§ **WHAT IS BEING ASKED**: Quote every line of the material beneath this one.

§ **INFORMATION PROVIDED**:
►
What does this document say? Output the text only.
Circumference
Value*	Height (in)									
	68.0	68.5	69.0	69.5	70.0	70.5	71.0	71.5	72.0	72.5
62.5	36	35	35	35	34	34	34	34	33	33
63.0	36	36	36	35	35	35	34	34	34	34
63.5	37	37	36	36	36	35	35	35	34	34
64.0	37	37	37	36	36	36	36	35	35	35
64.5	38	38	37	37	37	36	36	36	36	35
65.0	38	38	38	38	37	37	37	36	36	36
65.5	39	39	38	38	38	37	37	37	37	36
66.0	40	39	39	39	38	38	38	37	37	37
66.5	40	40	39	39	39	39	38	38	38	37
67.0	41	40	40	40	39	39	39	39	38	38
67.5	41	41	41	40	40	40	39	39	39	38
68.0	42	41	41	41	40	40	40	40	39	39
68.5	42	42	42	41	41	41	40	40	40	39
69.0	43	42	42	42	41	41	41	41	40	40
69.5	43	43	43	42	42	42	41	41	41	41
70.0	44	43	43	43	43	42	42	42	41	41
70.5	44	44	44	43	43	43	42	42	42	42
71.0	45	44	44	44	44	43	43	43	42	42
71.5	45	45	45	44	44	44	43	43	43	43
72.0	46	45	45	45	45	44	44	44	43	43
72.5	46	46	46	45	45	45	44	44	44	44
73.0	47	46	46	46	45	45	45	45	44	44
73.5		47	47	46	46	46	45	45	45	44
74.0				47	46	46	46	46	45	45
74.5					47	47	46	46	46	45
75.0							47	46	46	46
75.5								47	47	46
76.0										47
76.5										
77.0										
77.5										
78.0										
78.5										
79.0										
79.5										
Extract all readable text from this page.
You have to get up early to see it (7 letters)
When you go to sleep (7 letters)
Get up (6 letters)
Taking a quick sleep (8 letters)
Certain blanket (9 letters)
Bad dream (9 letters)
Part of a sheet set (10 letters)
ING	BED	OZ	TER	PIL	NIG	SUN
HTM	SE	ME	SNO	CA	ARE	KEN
◄
§ **RESULT BELOW**:
What does this document say? Output the text only.
Circumference
Value*	Height (in)									
	68.0	68.5	69.0	69.5	70.0	70.5	71.0	71.5	72.0	72.5
62.5	36	35	35	35	34	34	34	34	33	33
63.0	36	36	36	35	35	35	34	34	34	34
63.5	37	37	36	36	36	35	35	35	34	34
64.0	37	37	37	36	36	36	36	35	35	35
64.5	38	38	37	37	37	36	36	36	36	35
65.0	38	38	38	38	37	37	37	36	36	36
65.5	39	39	38	38	38	37	37	37	37	36
66.0	40	39	39	39	38	38	38	37	37	37
66.5	40	40	39	39	39	39	38	38	38	37
67.0	41	40	40	40	39	39	39	39	38	38
67.5	41	41	41	40	40	40	39	39	39	38
68.0	42	41	41	41	40	40	40	40	39	39
68.5	42	42	42	41	41	41	40	40	40	39
69.0	43	42	42	42	41	41	41	41	40	40
69.5	43	43	43	42	42	42	41	41	41	41
70.0	44	43	43	43	43	42	42	42	41	41
70.5	44	44	44	43	43	43	42	42	42	42
71.0	45	44	44	44	44	43	43	43	42	42
71.5	45	45	45	44	44	44	43	43	43	43
72.0	46	45	45	45	45	44	44	44	43	43
72.5	46	46	46	45	45	45	44	44	44	44
73.0	47	46	46	46	45	45	45	45	44	44
73.5		47	47	46	46	46	45	45	45	44
74.0				47	46	46	46	46	45	45
74.5					47	47	46	46	46	45
75.0							47	46	46	46
75.5								47	47	46
76.0										47
76.5										
77.0										
77.5										
78.0										
78.5										
79.0										
79.5										
Extract all readable text from this page.
You have to get up early to see it (7 letters)
When you go to sleep (7 letters)
Get up (6 letters)
Taking a quick sleep (8 letters)
Certain blanket (9 letters)
Bad dream (9 letters)
Part of a sheet set (10 letters)
ING	BED	OZ	TER	PIL	NIG	SUN
HTM	SE	ME	SNO	CA	ARE	KEN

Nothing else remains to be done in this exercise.